### Problem to solve
Return every record verbatim.

═══ Input data

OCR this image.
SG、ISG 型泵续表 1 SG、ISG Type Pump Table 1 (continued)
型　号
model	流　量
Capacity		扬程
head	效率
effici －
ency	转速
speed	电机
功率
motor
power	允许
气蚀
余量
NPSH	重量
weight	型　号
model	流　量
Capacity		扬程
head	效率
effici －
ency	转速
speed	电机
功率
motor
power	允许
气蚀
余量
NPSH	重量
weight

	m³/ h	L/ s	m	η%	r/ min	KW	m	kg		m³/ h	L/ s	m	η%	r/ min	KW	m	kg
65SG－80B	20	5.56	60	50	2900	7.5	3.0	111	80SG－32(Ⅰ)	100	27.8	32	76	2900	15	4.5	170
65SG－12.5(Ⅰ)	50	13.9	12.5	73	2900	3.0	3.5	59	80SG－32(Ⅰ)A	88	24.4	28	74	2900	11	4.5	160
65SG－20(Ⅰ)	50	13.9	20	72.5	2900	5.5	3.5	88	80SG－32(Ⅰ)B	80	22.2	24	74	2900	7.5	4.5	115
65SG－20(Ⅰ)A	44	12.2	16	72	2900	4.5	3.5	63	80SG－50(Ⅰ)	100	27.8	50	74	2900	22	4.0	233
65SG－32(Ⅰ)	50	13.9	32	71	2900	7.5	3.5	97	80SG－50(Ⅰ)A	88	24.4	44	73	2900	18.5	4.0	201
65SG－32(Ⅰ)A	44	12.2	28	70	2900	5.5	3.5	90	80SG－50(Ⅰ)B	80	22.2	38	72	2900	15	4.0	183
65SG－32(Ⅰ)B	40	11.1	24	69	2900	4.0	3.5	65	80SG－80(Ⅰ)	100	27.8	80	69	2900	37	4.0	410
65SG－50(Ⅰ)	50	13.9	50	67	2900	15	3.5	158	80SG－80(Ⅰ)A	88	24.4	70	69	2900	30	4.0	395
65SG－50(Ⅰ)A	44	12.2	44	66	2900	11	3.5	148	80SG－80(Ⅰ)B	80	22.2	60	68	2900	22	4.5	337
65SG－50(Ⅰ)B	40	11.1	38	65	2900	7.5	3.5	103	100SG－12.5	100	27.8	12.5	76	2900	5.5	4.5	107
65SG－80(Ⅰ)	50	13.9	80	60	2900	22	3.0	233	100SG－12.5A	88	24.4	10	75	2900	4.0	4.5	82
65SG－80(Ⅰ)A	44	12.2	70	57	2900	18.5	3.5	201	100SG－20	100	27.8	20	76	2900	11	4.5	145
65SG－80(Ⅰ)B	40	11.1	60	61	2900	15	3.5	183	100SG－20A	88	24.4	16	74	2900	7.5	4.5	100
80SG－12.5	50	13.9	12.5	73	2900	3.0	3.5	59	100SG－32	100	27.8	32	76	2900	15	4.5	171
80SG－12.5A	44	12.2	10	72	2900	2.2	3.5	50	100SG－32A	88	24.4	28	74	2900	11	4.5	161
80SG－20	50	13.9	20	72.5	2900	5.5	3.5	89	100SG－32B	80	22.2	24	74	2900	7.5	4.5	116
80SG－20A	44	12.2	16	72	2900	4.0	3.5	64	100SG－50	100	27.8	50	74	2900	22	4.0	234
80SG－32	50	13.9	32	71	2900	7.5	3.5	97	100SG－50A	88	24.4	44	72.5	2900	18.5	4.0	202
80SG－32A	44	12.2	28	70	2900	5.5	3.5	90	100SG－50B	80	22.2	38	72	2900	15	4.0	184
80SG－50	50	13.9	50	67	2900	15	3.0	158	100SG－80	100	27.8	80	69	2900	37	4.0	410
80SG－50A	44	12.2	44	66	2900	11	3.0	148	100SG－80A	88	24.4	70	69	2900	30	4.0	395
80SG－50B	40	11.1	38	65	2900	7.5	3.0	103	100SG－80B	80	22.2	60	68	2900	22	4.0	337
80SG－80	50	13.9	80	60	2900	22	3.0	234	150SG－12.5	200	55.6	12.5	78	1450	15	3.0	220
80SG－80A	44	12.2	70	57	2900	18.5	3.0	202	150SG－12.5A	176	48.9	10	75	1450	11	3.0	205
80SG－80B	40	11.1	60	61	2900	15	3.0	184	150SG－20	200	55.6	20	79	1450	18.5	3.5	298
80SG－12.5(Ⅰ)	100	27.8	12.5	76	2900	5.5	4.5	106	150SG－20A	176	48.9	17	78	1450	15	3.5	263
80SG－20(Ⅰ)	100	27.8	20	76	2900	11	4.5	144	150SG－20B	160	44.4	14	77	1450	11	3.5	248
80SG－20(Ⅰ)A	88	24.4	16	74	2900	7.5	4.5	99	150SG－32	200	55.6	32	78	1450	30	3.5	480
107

══════

### Answer to this exercise
OCR this image.
SG、ISG 型泵续表 1 SG、ISG Type Pump Table 1 (continued)
型　号
model	流　量
Capacity		扬程
head	效率
effici －
ency	转速
speed	电机
功率
motor
power	允许
气蚀
余量
NPSH	重量
weight	型　号
model	流　量
Capacity		扬程
head	效率
effici －
ency	转速
speed	电机
功率
motor
power	允许
气蚀
余量
NPSH	重量
weight

	m³/ h	L/ s	m	η%	r/ min	KW	m	kg		m³/ h	L/ s	m	η%	r/ min	KW	m	kg
65SG－80B	20	5.56	60	50	2900	7.5	3.0	111	80SG－32(Ⅰ)	100	27.8	32	76	2900	15	4.5	170
65SG－12.5(Ⅰ)	50	13.9	12.5	73	2900	3.0	3.5	59	80SG－32(Ⅰ)A	88	24.4	28	74	2900	11	4.5	160
65SG－20(Ⅰ)	50	13.9	20	72.5	2900	5.5	3.5	88	80SG－32(Ⅰ)B	80	22.2	24	74	2900	7.5	4.5	115
65SG－20(Ⅰ)A	44	12.2	16	72	2900	4.5	3.5	63	80SG－50(Ⅰ)	100	27.8	50	74	2900	22	4.0	233
65SG－32(Ⅰ)	50	13.9	32	71	2900	7.5	3.5	97	80SG－50(Ⅰ)A	88	24.4	44	73	2900	18.5	4.0	201
65SG－32(Ⅰ)A	44	12.2	28	70	2900	5.5	3.5	90	80SG－50(Ⅰ)B	80	22.2	38	72	2900	15	4.0	183
65SG－32(Ⅰ)B	40	11.1	24	69	2900	4.0	3.5	65	80SG－80(Ⅰ)	100	27.8	80	69	2900	37	4.0	410
65SG－50(Ⅰ)	50	13.9	50	67	2900	15	3.5	158	80SG－80(Ⅰ)A	88	24.4	70	69	2900	30	4.0	395
65SG－50(Ⅰ)A	44	12.2	44	66	2900	11	3.5	148	80SG－80(Ⅰ)B	80	22.2	60	68	2900	22	4.5	337
65SG－50(Ⅰ)B	40	11.1	38	65	2900	7.5	3.5	103	100SG－12.5	100	27.8	12.5	76	2900	5.5	4.5	107
65SG－80(Ⅰ)	50	13.9	80	60	2900	22	3.0	233	100SG－12.5A	88	24.4	10	75	2900	4.0	4.5	82
65SG－80(Ⅰ)A	44	12.2	70	57	2900	18.5	3.5	201	100SG－20	100	27.8	20	76	2900	11	4.5	145
65SG－80(Ⅰ)B	40	11.1	60	61	2900	15	3.5	183	100SG－20A	88	24.4	16	74	2900	7.5	4.5	100
80SG－12.5	50	13.9	12.5	73	2900	3.0	3.5	59	100SG－32	100	27.8	32	76	2900	15	4.5	171
80SG－12.5A	44	12.2	10	72	2900	2.2	3.5	50	100SG－32A	88	24.4	28	74	2900	11	4.5	161
80SG－20	50	13.9	20	72.5	2900	5.5	3.5	89	100SG－32B	80	22.2	24	74	2900	7.5	4.5	116
80SG－20A	44	12.2	16	72	2900	4.0	3.5	64	100SG－50	100	27.8	50	74	2900	22	4.0	234
80SG－32	50	13.9	32	71	2900	7.5	3.5	97	100SG－50A	88	24.4	44	72.5	2900	18.5	4.0	202
80SG－32A	44	12.2	28	70	2900	5.5	3.5	90	100SG－50B	80	22.2	38	72	2900	15	4.0	184
80SG－50	50	13.9	50	67	2900	15	3.0	158	100SG－80	100	27.8	80	69	2900	37	4.0	410
80SG－50A	44	12.2	44	66	2900	11	3.0	148	100SG－80A	88	24.4	70	69	2900	30	4.0	395
80SG－50B	40	11.1	38	65	2900	7.5	3.0	103	100SG－80B	80	22.2	60	68	2900	22	4.0	337
80SG－80	50	13.9	80	60	2900	22	3.0	234	150SG－12.5	200	55.6	12.5	78	1450	15	3.0	220
80SG－80A	44	12.2	70	57	2900	18.5	3.0	202	150SG－12.5A	176	48.9	10	75	1450	11	3.0	205
80SG－80B	40	11.1	60	61	2900	15	3.0	184	150SG－20	200	55.6	20	79	1450	18.5	3.5	298
80SG－12.5(Ⅰ)	100	27.8	12.5	76	2900	5.5	4.5	106	150SG－20A	176	48.9	17	78	1450	15	3.5	263
80SG－20(Ⅰ)	100	27.8	20	76	2900	11	4.5	144	150SG－20B	160	44.4	14	77	1450	11	3.5	248
80SG－20(Ⅰ)A	88	24.4	16	74	2900	7.5	4.5	99	150SG－32	200	55.6	32	78	1450	30	3.5	480
107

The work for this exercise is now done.